WRITTEN INSTRUCTION:
Repeat the records verbatim and leave the pictures out of your copy.
>>
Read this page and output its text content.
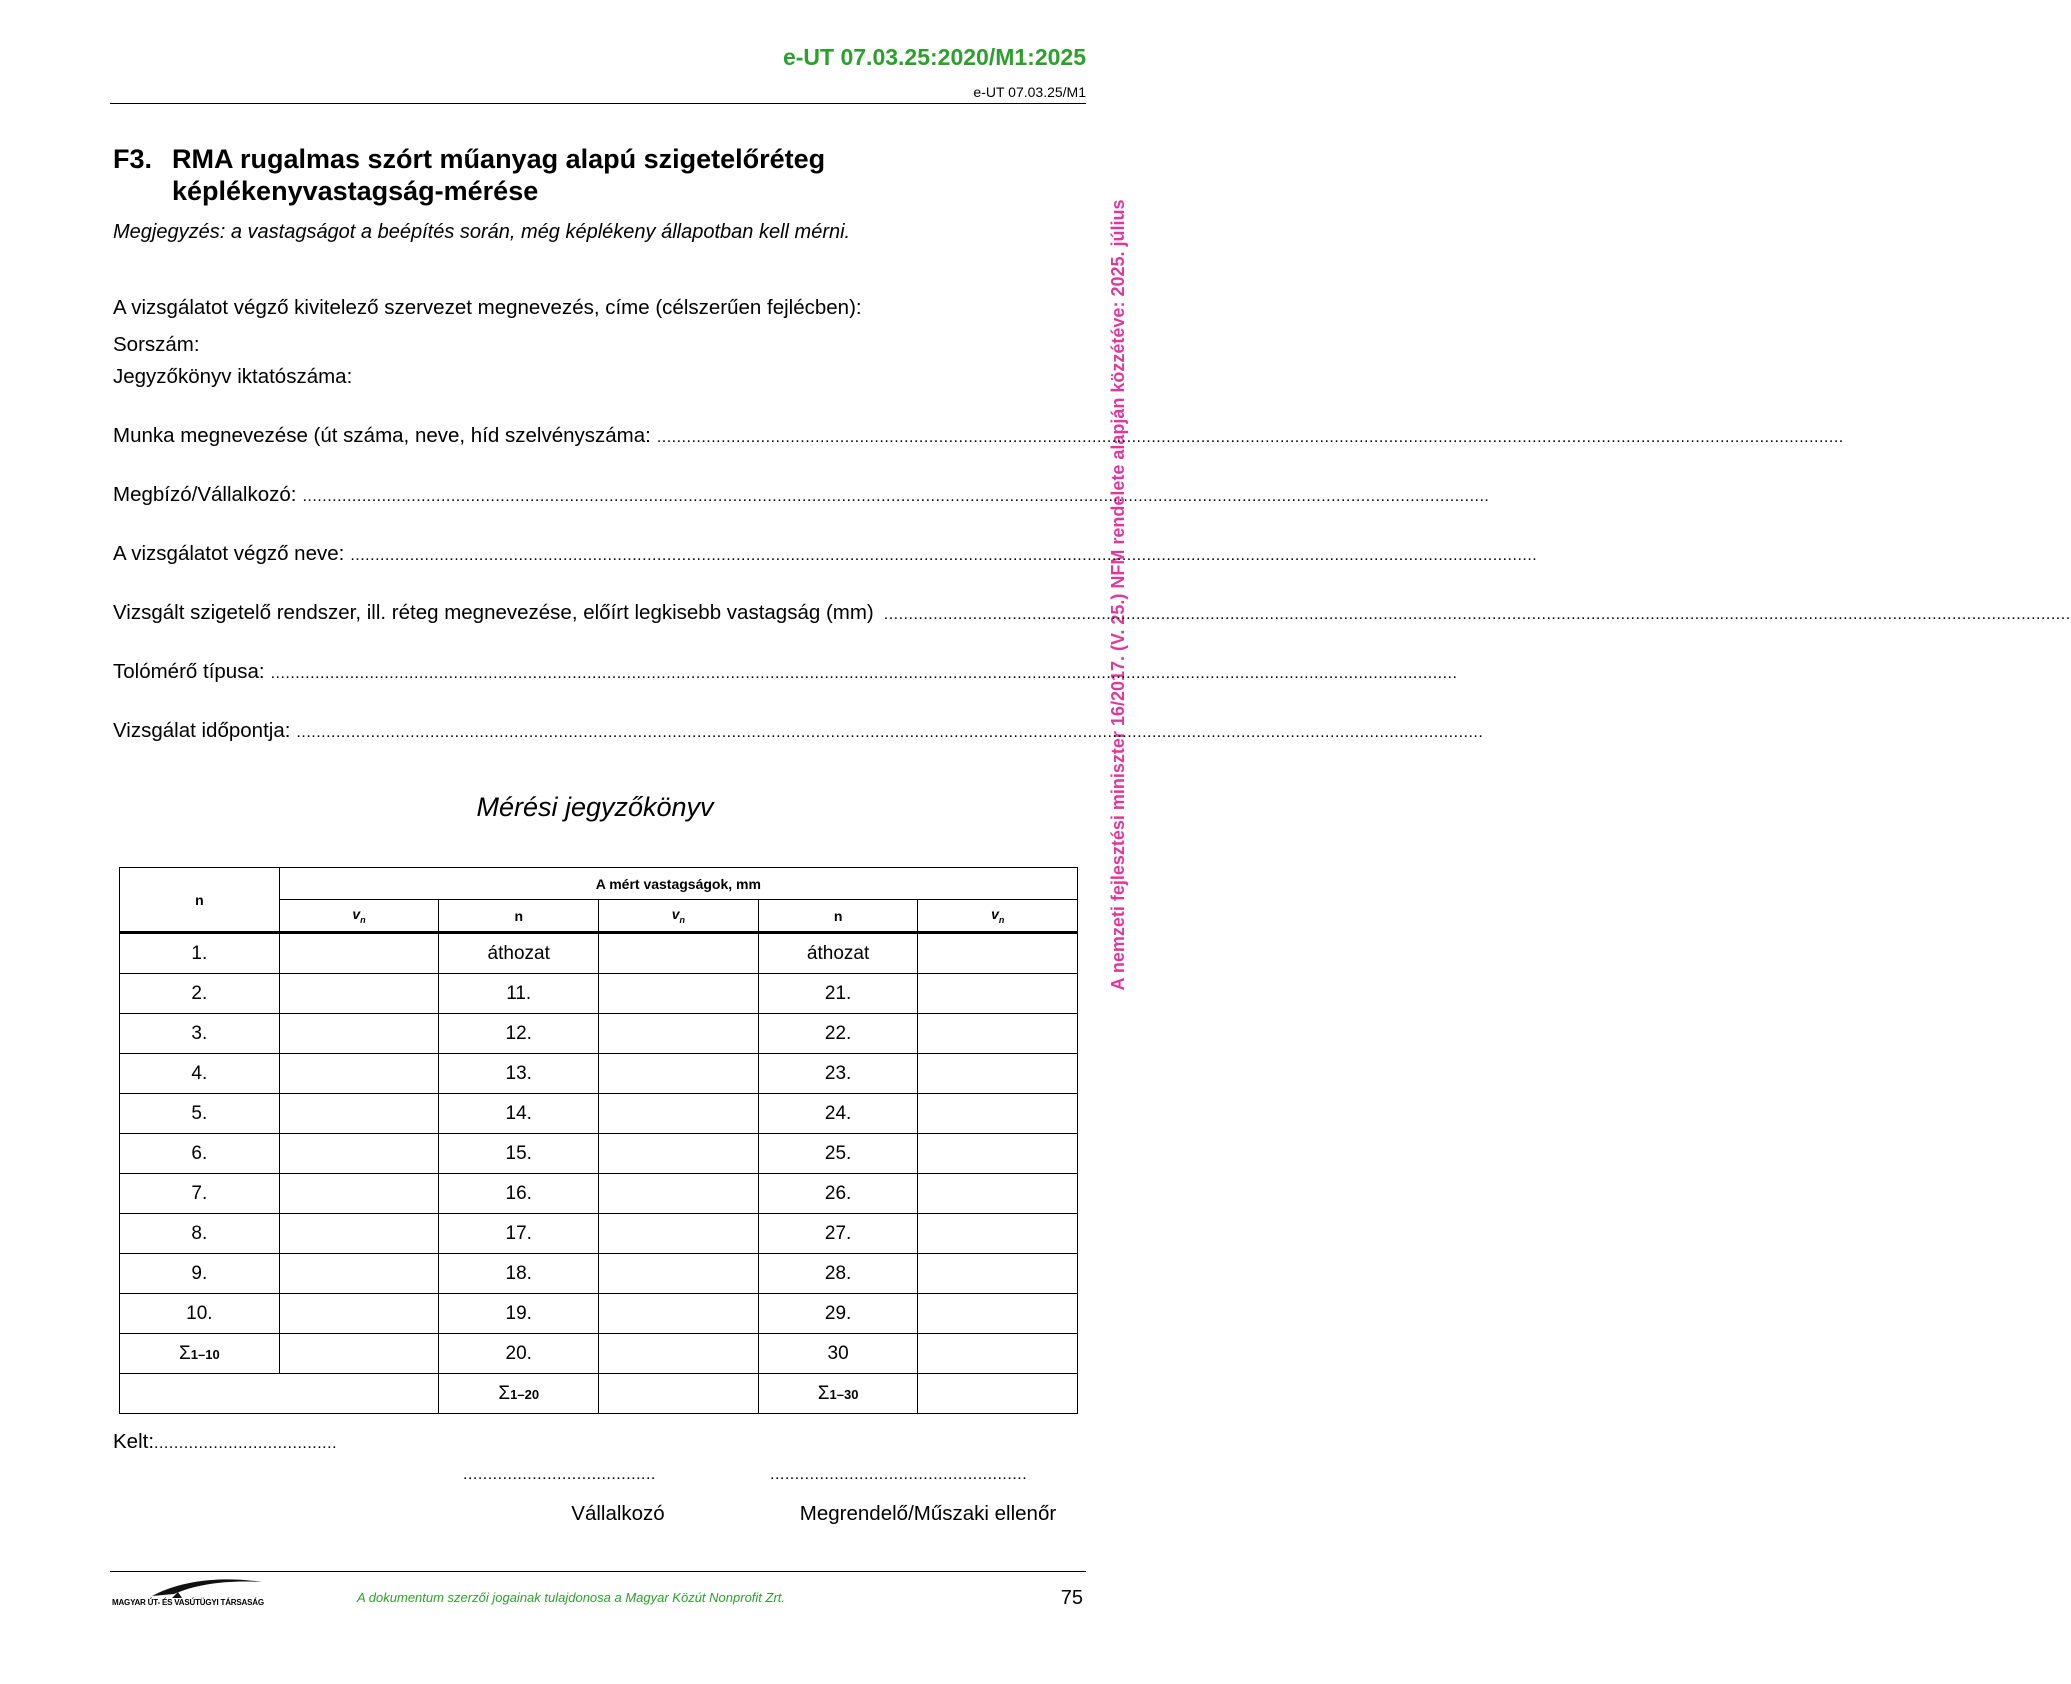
e-UT 07.03.25:2020/M1:2025
e-UT 07.03.25/M1
A nemzeti fejlesztési miniszter 16/2017. (V. 25.) NFM rendelete alapján közzétéve: 2025. július
F3. RMA rugalmas szórt műanyag alapú szigetelőréteg
képlékenyvastagság-mérése
Megjegyzés: a vastagságot a beépítés során, még képlékeny állapotban kell mérni.
A vizsgálatot végző kivitelező szervezet megnevezés, címe (célszerűen fejlécben):
Sorszám:
Jegyzőkönyv iktatószáma:
Munka megnevezése (út száma, neve, híd szelvényszáma: ................................................................................................................................................................................................................................................
Megbízó/Vállalkozó: ................................................................................................................................................................................................................................................
A vizsgálatot végző neve: ................................................................................................................................................................................................................................................
Vizsgált szigetelő rendszer, ill. réteg megnevezése, előírt legkisebb vastagság (mm) ................................................................................................................................................................................................................................................
Tolómérő típusa: ................................................................................................................................................................................................................................................
Vizsgálat időpontja: ................................................................................................................................................................................................................................................
Mérési jegyzőkönyv
n	A mért vastagságok, mm				
	$v_n$	n	$v_n$	n	$v_n$
1.		áthozat		áthozat	
2.		11.		21.	
3.		12.		22.	
4.		13.		23.	
5.		14.		24.	
6.		15.		25.	
7.		16.		26.	
8.		17.		27.	
9.		18.		28.	
10.		19.		29.	
Σ1–10		20.		30	
		Σ1–20		Σ1–30	
Kelt:.....................................
.......................................	....................................................
Vállalkozó	Megrendelő/Műszaki ellenőr
MAGYAR ÚT- ÉS VASÚTÜGYI TÁRSASÁG	A dokumentum szerzői jogainak tulajdonosa a Magyar Közút Nonprofit Zrt.	75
<<
TASK ANSWER:
Read this page and output its text content.
e-UT 07.03.25:2020/M1:2025
e-UT 07.03.25/M1
A nemzeti fejlesztési miniszter 16/2017. (V. 25.) NFM rendelete alapján közzétéve: 2025. július
F3. RMA rugalmas szórt műanyag alapú szigetelőréteg
képlékenyvastagság-mérése
Megjegyzés: a vastagságot a beépítés során, még képlékeny állapotban kell mérni.
A vizsgálatot végző kivitelező szervezet megnevezés, címe (célszerűen fejlécben):
Sorszám:
Jegyzőkönyv iktatószáma:
Munka megnevezése (út száma, neve, híd szelvényszáma: ................................................................................................................................................................................................................................................
Megbízó/Vállalkozó: ................................................................................................................................................................................................................................................
A vizsgálatot végző neve: ................................................................................................................................................................................................................................................
Vizsgált szigetelő rendszer, ill. réteg megnevezése, előírt legkisebb vastagság (mm) ................................................................................................................................................................................................................................................
Tolómérő típusa: ................................................................................................................................................................................................................................................
Vizsgálat időpontja: ................................................................................................................................................................................................................................................
Mérési jegyzőkönyv
n	A mért vastagságok, mm				
	$v_n$	n	$v_n$	n	$v_n$
1.		áthozat		áthozat	
2.		11.		21.	
3.		12.		22.	
4.		13.		23.	
5.		14.		24.	
6.		15.		25.	
7.		16.		26.	
8.		17.		27.	
9.		18.		28.	
10.		19.		29.	
Σ1–10		20.		30	
		Σ1–20		Σ1–30	
Kelt:.....................................
.......................................	....................................................
Vállalkozó	Megrendelő/Műszaki ellenőr
MAGYAR ÚT- ÉS VASÚTÜGYI TÁRSASÁG	A dokumentum szerzői jogainak tulajdonosa a Magyar Közút Nonprofit Zrt.	75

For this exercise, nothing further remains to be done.